-- BEGIN Data section --
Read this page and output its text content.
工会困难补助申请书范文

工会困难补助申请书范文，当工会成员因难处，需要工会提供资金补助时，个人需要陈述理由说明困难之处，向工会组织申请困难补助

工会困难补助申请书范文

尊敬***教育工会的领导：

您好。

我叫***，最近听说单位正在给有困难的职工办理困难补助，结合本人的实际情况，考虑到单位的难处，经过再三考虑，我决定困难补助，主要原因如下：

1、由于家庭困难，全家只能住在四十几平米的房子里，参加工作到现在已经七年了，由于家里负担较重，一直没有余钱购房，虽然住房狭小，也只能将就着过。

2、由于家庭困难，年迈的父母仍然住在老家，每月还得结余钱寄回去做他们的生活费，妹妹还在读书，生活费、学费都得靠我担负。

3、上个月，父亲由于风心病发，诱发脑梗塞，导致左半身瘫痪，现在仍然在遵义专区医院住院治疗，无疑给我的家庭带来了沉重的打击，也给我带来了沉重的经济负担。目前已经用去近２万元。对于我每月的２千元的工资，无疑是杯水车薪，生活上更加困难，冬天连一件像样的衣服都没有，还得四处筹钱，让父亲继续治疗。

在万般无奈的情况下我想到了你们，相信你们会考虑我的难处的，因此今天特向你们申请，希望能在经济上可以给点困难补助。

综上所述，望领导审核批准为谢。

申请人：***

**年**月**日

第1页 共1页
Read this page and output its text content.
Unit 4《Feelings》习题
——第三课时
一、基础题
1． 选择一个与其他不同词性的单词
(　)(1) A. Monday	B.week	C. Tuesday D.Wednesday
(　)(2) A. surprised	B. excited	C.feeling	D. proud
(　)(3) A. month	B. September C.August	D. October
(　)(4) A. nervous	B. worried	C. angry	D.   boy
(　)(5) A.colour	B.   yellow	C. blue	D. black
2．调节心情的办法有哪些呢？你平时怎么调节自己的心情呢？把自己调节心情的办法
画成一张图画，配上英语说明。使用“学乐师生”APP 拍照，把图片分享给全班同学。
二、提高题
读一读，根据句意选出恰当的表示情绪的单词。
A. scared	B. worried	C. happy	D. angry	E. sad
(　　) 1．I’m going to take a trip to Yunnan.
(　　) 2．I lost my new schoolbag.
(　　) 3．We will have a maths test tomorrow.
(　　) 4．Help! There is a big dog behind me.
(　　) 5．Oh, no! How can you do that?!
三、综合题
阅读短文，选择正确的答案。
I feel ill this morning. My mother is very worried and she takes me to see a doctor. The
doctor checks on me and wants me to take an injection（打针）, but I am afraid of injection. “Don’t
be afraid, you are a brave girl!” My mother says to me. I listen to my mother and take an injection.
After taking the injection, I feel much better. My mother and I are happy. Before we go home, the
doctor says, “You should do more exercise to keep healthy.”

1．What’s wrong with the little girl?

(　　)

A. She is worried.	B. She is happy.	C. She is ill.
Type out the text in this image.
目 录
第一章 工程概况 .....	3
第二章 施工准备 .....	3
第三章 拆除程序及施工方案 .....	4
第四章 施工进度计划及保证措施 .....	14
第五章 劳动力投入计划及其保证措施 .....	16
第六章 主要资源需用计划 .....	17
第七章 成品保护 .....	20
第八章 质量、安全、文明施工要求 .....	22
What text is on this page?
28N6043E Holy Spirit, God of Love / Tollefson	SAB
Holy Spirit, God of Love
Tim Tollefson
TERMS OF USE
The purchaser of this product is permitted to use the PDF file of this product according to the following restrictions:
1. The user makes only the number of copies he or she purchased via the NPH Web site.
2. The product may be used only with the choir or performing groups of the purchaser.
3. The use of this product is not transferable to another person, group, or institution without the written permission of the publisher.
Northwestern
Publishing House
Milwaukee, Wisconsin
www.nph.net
-- END Data section --
▸ Problem:
Tally the lines of the listing in which the word "由于家庭困难" occurs, and state the total alone.

▸ Final answer:
2